THE EXERCISE.
Repeat every entry in the listing below, exactly.

LISTED RECORDS.
===

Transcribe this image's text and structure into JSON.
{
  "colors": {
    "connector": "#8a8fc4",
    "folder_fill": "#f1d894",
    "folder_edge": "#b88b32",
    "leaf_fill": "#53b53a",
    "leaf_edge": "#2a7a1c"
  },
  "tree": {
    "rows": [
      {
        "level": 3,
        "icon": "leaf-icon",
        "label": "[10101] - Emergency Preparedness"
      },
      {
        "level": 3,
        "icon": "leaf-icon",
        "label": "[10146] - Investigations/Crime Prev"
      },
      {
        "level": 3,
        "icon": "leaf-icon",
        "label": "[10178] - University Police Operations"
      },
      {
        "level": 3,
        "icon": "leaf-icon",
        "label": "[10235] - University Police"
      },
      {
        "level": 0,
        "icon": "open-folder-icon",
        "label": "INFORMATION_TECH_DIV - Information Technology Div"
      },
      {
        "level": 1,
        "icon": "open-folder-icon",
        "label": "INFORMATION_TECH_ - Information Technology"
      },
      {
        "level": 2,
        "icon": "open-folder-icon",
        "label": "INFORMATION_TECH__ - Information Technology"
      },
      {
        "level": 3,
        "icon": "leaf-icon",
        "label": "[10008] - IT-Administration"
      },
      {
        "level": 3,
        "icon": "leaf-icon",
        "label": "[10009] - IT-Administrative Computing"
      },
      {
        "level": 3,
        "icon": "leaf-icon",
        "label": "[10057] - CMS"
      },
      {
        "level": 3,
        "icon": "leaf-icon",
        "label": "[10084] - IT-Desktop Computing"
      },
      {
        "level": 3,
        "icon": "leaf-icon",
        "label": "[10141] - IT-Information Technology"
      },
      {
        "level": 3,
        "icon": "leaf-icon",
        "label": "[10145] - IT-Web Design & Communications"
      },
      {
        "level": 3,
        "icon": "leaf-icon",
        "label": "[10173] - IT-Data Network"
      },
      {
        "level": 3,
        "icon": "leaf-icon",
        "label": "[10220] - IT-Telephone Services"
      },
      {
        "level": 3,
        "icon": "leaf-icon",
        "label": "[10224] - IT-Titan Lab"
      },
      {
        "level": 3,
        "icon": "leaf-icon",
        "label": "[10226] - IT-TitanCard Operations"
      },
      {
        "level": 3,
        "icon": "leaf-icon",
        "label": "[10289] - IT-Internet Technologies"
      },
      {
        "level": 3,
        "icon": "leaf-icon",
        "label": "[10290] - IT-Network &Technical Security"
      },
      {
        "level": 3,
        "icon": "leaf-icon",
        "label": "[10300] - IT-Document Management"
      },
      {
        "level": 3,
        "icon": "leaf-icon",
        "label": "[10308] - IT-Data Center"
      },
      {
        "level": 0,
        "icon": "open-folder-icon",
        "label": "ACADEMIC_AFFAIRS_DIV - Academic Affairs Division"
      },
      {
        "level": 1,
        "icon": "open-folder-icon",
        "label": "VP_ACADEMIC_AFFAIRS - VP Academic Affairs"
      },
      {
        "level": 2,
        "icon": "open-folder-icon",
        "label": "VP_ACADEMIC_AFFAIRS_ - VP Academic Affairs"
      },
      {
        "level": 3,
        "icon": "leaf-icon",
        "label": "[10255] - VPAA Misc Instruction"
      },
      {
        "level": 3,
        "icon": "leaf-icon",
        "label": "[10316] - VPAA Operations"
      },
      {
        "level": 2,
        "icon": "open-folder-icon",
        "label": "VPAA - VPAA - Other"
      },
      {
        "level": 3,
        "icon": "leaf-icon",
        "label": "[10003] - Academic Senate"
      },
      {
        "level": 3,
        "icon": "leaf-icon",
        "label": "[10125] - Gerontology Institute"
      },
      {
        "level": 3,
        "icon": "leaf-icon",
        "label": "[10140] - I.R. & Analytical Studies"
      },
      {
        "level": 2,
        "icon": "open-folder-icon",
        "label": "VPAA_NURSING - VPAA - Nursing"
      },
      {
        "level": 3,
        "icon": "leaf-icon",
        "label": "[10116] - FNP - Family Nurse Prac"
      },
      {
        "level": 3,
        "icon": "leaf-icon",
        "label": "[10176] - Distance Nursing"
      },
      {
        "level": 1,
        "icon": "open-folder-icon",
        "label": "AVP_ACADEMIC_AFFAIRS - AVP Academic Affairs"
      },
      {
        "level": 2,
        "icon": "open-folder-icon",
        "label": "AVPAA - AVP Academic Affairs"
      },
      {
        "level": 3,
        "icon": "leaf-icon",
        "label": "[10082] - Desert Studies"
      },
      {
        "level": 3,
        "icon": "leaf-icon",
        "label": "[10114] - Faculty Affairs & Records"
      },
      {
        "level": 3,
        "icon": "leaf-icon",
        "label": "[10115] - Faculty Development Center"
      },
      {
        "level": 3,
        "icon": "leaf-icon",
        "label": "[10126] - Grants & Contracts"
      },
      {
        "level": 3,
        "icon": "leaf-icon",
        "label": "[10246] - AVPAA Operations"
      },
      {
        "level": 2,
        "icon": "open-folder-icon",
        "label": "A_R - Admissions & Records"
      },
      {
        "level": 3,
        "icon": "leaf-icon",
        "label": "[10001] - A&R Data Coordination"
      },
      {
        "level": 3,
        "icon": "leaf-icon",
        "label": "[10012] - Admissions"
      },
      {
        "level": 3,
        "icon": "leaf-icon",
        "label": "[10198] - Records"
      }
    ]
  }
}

===

RESULT FOR THIS EXERCISE.
Transcribe this image's text and structure into JSON.
{
  "colors": {
    "connector": "#8a8fc4",
    "folder_fill": "#f1d894",
    "folder_edge": "#b88b32",
    "leaf_fill": "#53b53a",
    "leaf_edge": "#2a7a1c"
  },
  "tree": {
    "rows": [
      {
        "level": 3,
        "icon": "leaf-icon",
        "label": "[10101] - Emergency Preparedness"
      },
      {
        "level": 3,
        "icon": "leaf-icon",
        "label": "[10146] - Investigations/Crime Prev"
      },
      {
        "level": 3,
        "icon": "leaf-icon",
        "label": "[10178] - University Police Operations"
      },
      {
        "level": 3,
        "icon": "leaf-icon",
        "label": "[10235] - University Police"
      },
      {
        "level": 0,
        "icon": "open-folder-icon",
        "label": "INFORMATION_TECH_DIV - Information Technology Div"
      },
      {
        "level": 1,
        "icon": "open-folder-icon",
        "label": "INFORMATION_TECH_ - Information Technology"
      },
      {
        "level": 2,
        "icon": "open-folder-icon",
        "label": "INFORMATION_TECH__ - Information Technology"
      },
      {
        "level": 3,
        "icon": "leaf-icon",
        "label": "[10008] - IT-Administration"
      },
      {
        "level": 3,
        "icon": "leaf-icon",
        "label": "[10009] - IT-Administrative Computing"
      },
      {
        "level": 3,
        "icon": "leaf-icon",
        "label": "[10057] - CMS"
      },
      {
        "level": 3,
        "icon": "leaf-icon",
        "label": "[10084] - IT-Desktop Computing"
      },
      {
        "level": 3,
        "icon": "leaf-icon",
        "label": "[10141] - IT-Information Technology"
      },
      {
        "level": 3,
        "icon": "leaf-icon",
        "label": "[10145] - IT-Web Design & Communications"
      },
      {
        "level": 3,
        "icon": "leaf-icon",
        "label": "[10173] - IT-Data Network"
      },
      {
        "level": 3,
        "icon": "leaf-icon",
        "label": "[10220] - IT-Telephone Services"
      },
      {
        "level": 3,
        "icon": "leaf-icon",
        "label": "[10224] - IT-Titan Lab"
      },
      {
        "level": 3,
        "icon": "leaf-icon",
        "label": "[10226] - IT-TitanCard Operations"
      },
      {
        "level": 3,
        "icon": "leaf-icon",
        "label": "[10289] - IT-Internet Technologies"
      },
      {
        "level": 3,
        "icon": "leaf-icon",
        "label": "[10290] - IT-Network &Technical Security"
      },
      {
        "level": 3,
        "icon": "leaf-icon",
        "label": "[10300] - IT-Document Management"
      },
      {
        "level": 3,
        "icon": "leaf-icon",
        "label": "[10308] - IT-Data Center"
      },
      {
        "level": 0,
        "icon": "open-folder-icon",
        "label": "ACADEMIC_AFFAIRS_DIV - Academic Affairs Division"
      },
      {
        "level": 1,
        "icon": "open-folder-icon",
        "label": "VP_ACADEMIC_AFFAIRS - VP Academic Affairs"
      },
      {
        "level": 2,
        "icon": "open-folder-icon",
        "label": "VP_ACADEMIC_AFFAIRS_ - VP Academic Affairs"
      },
      {
        "level": 3,
        "icon": "leaf-icon",
        "label": "[10255] - VPAA Misc Instruction"
      },
      {
        "level": 3,
        "icon": "leaf-icon",
        "label": "[10316] - VPAA Operations"
      },
      {
        "level": 2,
        "icon": "open-folder-icon",
        "label": "VPAA - VPAA - Other"
      },
      {
        "level": 3,
        "icon": "leaf-icon",
        "label": "[10003] - Academic Senate"
      },
      {
        "level": 3,
        "icon": "leaf-icon",
        "label": "[10125] - Gerontology Institute"
      },
      {
        "level": 3,
        "icon": "leaf-icon",
        "label": "[10140] - I.R. & Analytical Studies"
      },
      {
        "level": 2,
        "icon": "open-folder-icon",
        "label": "VPAA_NURSING - VPAA - Nursing"
      },
      {
        "level": 3,
        "icon": "leaf-icon",
        "label": "[10116] - FNP - Family Nurse Prac"
      },
      {
        "level": 3,
        "icon": "leaf-icon",
        "label": "[10176] - Distance Nursing"
      },
      {
        "level": 1,
        "icon": "open-folder-icon",
        "label": "AVP_ACADEMIC_AFFAIRS - AVP Academic Affairs"
      },
      {
        "level": 2,
        "icon": "open-folder-icon",
        "label": "AVPAA - AVP Academic Affairs"
      },
      {
        "level": 3,
        "icon": "leaf-icon",
        "label": "[10082] - Desert Studies"
      },
      {
        "level": 3,
        "icon": "leaf-icon",
        "label": "[10114] - Faculty Affairs & Records"
      },
      {
        "level": 3,
        "icon": "leaf-icon",
        "label": "[10115] - Faculty Development Center"
      },
      {
        "level": 3,
        "icon": "leaf-icon",
        "label": "[10126] - Grants & Contracts"
      },
      {
        "level": 3,
        "icon": "leaf-icon",
        "label": "[10246] - AVPAA Operations"
      },
      {
        "level": 2,
        "icon": "open-folder-icon",
        "label": "A_R - Admissions & Records"
      },
      {
        "level": 3,
        "icon": "leaf-icon",
        "label": "[10001] - A&R Data Coordination"
      },
      {
        "level": 3,
        "icon": "leaf-icon",
        "label": "[10012] - Admissions"
      },
      {
        "level": 3,
        "icon": "leaf-icon",
        "label": "[10198] - Records"
      }
    ]
  }
}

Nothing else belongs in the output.